> _Aim_: From the listing below, copy every line with the word "under".

.....

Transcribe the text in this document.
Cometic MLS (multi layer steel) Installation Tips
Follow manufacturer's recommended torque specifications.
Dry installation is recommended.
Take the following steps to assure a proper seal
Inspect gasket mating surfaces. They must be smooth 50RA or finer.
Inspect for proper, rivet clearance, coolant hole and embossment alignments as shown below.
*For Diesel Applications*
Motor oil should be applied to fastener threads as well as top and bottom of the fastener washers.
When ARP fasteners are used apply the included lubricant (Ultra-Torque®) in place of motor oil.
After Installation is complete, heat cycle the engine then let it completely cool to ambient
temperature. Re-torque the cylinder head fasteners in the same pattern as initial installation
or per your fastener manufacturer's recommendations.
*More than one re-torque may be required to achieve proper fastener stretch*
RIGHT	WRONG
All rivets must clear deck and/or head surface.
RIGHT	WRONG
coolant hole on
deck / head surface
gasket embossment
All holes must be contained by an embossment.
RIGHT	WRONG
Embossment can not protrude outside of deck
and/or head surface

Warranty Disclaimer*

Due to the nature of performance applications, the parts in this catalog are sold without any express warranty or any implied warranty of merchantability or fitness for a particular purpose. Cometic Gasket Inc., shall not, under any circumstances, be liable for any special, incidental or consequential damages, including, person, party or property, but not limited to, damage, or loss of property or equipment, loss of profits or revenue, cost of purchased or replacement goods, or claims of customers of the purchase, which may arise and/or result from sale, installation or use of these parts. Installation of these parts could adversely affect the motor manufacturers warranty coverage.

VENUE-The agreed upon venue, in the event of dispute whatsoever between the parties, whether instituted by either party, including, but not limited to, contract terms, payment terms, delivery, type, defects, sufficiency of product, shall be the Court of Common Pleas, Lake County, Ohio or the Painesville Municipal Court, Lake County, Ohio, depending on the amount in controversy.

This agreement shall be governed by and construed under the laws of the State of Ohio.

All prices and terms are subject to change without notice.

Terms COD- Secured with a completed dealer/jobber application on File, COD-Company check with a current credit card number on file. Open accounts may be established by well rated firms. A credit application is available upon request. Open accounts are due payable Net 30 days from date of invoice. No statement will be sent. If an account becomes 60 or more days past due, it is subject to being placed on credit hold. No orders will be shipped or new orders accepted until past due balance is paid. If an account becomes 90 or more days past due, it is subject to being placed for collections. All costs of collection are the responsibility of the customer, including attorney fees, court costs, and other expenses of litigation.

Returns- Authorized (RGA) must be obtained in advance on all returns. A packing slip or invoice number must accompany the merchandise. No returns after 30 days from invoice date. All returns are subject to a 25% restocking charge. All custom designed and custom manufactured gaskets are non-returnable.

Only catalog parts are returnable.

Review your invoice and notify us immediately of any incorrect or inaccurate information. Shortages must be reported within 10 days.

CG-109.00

.....

> _Output for this exercise_:
Due to the nature of performance applications, the parts in this catalog are sold without any express warranty or any implied warranty of merchantability or fitness for a particular purpose. Cometic Gasket Inc., shall not, under any circumstances, be liable for any special, incidental or consequential damages, including, person, party or property, but not limited to, damage, or loss of property or equipment, loss of profits or revenue, cost of purchased or replacement goods, or claims of customers of the purchase, which may arise and/or result from sale, installation or use of these parts. Installation of these parts could adversely affect the motor manufacturers warranty coverage.
This agreement shall be governed by and construed under the laws of the State of Ohio.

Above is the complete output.